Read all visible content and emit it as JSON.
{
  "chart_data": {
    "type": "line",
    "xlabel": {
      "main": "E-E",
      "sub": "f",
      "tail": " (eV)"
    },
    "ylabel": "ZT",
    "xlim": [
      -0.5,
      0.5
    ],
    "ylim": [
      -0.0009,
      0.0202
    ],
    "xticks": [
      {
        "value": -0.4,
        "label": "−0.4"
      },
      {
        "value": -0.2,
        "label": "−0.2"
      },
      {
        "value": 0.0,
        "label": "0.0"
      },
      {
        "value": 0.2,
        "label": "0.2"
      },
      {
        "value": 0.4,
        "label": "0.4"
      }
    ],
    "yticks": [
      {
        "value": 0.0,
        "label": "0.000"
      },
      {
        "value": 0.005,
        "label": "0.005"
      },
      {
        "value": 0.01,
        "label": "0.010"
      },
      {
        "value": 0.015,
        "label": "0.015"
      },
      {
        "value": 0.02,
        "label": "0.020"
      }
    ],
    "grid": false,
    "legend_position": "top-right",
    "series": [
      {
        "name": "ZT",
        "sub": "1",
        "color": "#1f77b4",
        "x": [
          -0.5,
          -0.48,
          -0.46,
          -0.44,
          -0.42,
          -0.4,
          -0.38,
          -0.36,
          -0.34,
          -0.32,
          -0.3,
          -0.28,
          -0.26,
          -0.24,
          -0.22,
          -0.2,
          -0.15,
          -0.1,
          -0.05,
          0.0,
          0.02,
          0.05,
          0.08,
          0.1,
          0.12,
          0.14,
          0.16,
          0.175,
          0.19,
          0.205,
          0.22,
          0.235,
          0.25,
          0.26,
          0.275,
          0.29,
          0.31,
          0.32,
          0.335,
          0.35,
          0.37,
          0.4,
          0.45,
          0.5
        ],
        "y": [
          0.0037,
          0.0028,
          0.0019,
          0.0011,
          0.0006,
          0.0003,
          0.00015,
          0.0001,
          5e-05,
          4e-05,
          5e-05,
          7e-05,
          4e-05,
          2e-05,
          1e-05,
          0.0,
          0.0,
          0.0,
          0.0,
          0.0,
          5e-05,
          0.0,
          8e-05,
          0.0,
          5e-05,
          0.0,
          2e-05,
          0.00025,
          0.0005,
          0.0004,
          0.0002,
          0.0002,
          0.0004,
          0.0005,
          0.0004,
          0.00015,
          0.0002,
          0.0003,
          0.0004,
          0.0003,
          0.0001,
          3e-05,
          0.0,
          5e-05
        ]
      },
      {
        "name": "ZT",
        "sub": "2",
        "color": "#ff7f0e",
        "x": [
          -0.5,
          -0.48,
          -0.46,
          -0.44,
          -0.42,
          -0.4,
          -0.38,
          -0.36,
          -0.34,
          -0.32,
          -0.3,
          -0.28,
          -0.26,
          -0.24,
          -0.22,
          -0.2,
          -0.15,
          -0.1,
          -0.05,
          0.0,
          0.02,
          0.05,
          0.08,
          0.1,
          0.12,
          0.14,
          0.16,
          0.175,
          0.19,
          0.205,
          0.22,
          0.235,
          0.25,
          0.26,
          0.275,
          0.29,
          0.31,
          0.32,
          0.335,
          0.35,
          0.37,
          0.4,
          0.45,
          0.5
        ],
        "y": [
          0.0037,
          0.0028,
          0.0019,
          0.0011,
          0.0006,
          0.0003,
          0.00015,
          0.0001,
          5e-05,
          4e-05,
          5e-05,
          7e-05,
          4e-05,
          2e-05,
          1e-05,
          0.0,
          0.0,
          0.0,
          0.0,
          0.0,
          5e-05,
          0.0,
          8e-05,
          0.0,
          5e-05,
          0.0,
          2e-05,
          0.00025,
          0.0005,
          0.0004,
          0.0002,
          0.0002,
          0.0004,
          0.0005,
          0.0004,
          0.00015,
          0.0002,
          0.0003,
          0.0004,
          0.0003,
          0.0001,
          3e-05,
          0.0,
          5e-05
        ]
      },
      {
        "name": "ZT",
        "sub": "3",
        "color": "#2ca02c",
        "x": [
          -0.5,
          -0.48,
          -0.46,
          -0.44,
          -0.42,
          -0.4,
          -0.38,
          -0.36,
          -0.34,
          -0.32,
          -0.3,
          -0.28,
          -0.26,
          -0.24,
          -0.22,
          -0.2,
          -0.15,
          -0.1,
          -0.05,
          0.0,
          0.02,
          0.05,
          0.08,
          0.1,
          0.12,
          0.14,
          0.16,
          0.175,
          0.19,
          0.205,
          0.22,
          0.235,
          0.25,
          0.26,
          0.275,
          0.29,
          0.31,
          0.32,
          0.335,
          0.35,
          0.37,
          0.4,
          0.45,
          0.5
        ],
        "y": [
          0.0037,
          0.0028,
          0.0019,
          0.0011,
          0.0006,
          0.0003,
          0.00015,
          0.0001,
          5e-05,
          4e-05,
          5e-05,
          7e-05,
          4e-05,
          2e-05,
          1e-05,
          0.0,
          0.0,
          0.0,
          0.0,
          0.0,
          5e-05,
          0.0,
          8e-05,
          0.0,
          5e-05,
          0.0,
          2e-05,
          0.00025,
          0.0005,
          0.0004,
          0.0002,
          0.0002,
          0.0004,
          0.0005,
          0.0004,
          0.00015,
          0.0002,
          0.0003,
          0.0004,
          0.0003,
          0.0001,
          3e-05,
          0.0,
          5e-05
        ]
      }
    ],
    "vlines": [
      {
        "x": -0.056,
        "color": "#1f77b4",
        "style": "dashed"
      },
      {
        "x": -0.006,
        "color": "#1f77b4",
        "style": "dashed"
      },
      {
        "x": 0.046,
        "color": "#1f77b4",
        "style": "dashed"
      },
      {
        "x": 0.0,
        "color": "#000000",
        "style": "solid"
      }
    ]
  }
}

▶ _EXERCISE_:
Gather up, from the records above, each line where the word "value" appears.

▶ _FINAL RESULT_:
        "value": -0.4,
        "value": -0.2,
        "value": 0.0,
        "value": 0.2,
        "value": 0.4,
        "value": 0.0,
        "value": 0.005,
        "value": 0.01,
        "value": 0.015,
        "value": 0.02,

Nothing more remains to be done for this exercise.